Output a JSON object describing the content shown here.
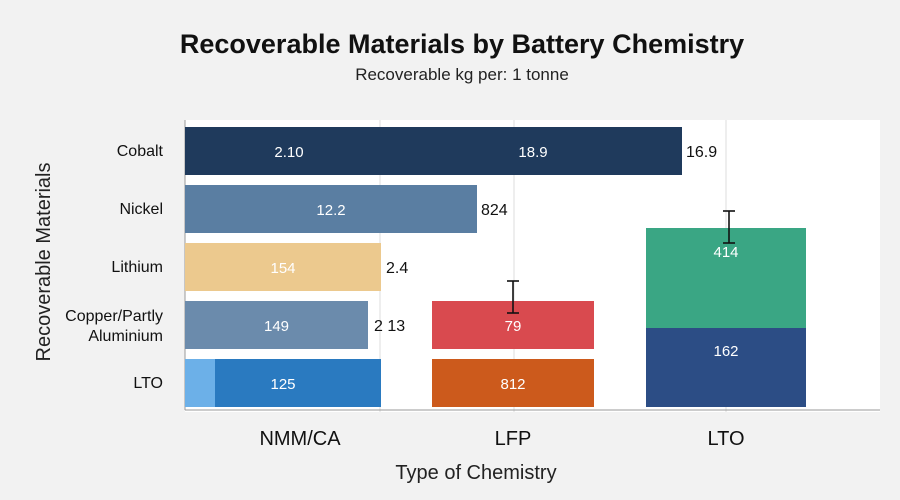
{
  "chart_data": {
    "type": "bar",
    "title": "Recoverable Materials by Battery Chemistry",
    "subtitle": "Recoverable kg per: 1 tonne",
    "ylabel": "Recoverable Materials",
    "xlabel": "Type of Chemistry",
    "categories": [
      "Cobalt",
      "Nickel",
      "Lithium",
      "Copper/Partly Aluminium",
      "LTO"
    ],
    "groups": [
      "NMM/CA",
      "LFP",
      "LTO"
    ],
    "bars": [
      {
        "category": "Cobalt",
        "group": "NMM/CA",
        "value_label": "2.10",
        "span_groups": 1,
        "color": "#1f3a5c"
      },
      {
        "category": "Cobalt",
        "group": "LFP",
        "value_label": "18.9",
        "span_groups": 1,
        "color": "#1f3a5c"
      },
      {
        "category": "Nickel",
        "group": "NMM/CA",
        "value_label": "12.2",
        "span_groups": 1,
        "color": "#5a7ea2"
      },
      {
        "category": "Lithium",
        "group": "NMM/CA",
        "value_label": "154",
        "span_groups": 1,
        "color": "#ecc98e"
      },
      {
        "category": "Copper/Partly Aluminium",
        "group": "NMM/CA",
        "value_label": "149",
        "span_groups": 1,
        "color": "#6b8bac"
      },
      {
        "category": "Copper/Partly Aluminium",
        "group": "LFP",
        "value_label": "79",
        "span_groups": 1,
        "color": "#d94a4f"
      },
      {
        "category": "LTO",
        "group": "NMM/CA",
        "value_label": "125",
        "span_groups": 1,
        "color": "#2a7ac0"
      },
      {
        "category": "LTO",
        "group": "LFP",
        "value_label": "812",
        "span_groups": 1,
        "color": "#cc5a1c"
      }
    ],
    "outside_labels": [
      {
        "category": "Cobalt",
        "text": "16.9"
      },
      {
        "category": "Nickel",
        "text": "824"
      },
      {
        "category": "Lithium",
        "text": "2.4"
      },
      {
        "category": "Copper/Partly Aluminium",
        "text": "2 13"
      }
    ],
    "lto_stack": [
      {
        "name": "top",
        "value_label": "414",
        "color": "#3aa684"
      },
      {
        "name": "bottom",
        "value_label": "162",
        "color": "#2c4d85"
      }
    ],
    "error_bars": [
      "LFP",
      "LTO"
    ],
    "colors": {
      "background": "#f2f2f2",
      "plot_background": "#ffffff",
      "grid": "#dcdcdc"
    }
  }
}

··········

> **GIVEN TASK**
Without the pictures, repeat all the records word for word.

> **ANSWER TO THIS EXERCISE**
Output a JSON object describing the content shown here.
{
  "chart_data": {
    "type": "bar",
    "title": "Recoverable Materials by Battery Chemistry",
    "subtitle": "Recoverable kg per: 1 tonne",
    "ylabel": "Recoverable Materials",
    "xlabel": "Type of Chemistry",
    "categories": [
      "Cobalt",
      "Nickel",
      "Lithium",
      "Copper/Partly Aluminium",
      "LTO"
    ],
    "groups": [
      "NMM/CA",
      "LFP",
      "LTO"
    ],
    "bars": [
      {
        "category": "Cobalt",
        "group": "NMM/CA",
        "value_label": "2.10",
        "span_groups": 1,
        "color": "#1f3a5c"
      },
      {
        "category": "Cobalt",
        "group": "LFP",
        "value_label": "18.9",
        "span_groups": 1,
        "color": "#1f3a5c"
      },
      {
        "category": "Nickel",
        "group": "NMM/CA",
        "value_label": "12.2",
        "span_groups": 1,
        "color": "#5a7ea2"
      },
      {
        "category": "Lithium",
        "group": "NMM/CA",
        "value_label": "154",
        "span_groups": 1,
        "color": "#ecc98e"
      },
      {
        "category": "Copper/Partly Aluminium",
        "group": "NMM/CA",
        "value_label": "149",
        "span_groups": 1,
        "color": "#6b8bac"
      },
      {
        "category": "Copper/Partly Aluminium",
        "group": "LFP",
        "value_label": "79",
        "span_groups": 1,
        "color": "#d94a4f"
      },
      {
        "category": "LTO",
        "group": "NMM/CA",
        "value_label": "125",
        "span_groups": 1,
        "color": "#2a7ac0"
      },
      {
        "category": "LTO",
        "group": "LFP",
        "value_label": "812",
        "span_groups": 1,
        "color": "#cc5a1c"
      }
    ],
    "outside_labels": [
      {
        "category": "Cobalt",
        "text": "16.9"
      },
      {
        "category": "Nickel",
        "text": "824"
      },
      {
        "category": "Lithium",
        "text": "2.4"
      },
      {
        "category": "Copper/Partly Aluminium",
        "text": "2 13"
      }
    ],
    "lto_stack": [
      {
        "name": "top",
        "value_label": "414",
        "color": "#3aa684"
      },
      {
        "name": "bottom",
        "value_label": "162",
        "color": "#2c4d85"
      }
    ],
    "error_bars": [
      "LFP",
      "LTO"
    ],
    "colors": {
      "background": "#f2f2f2",
      "plot_background": "#ffffff",
      "grid": "#dcdcdc"
    }
  }
}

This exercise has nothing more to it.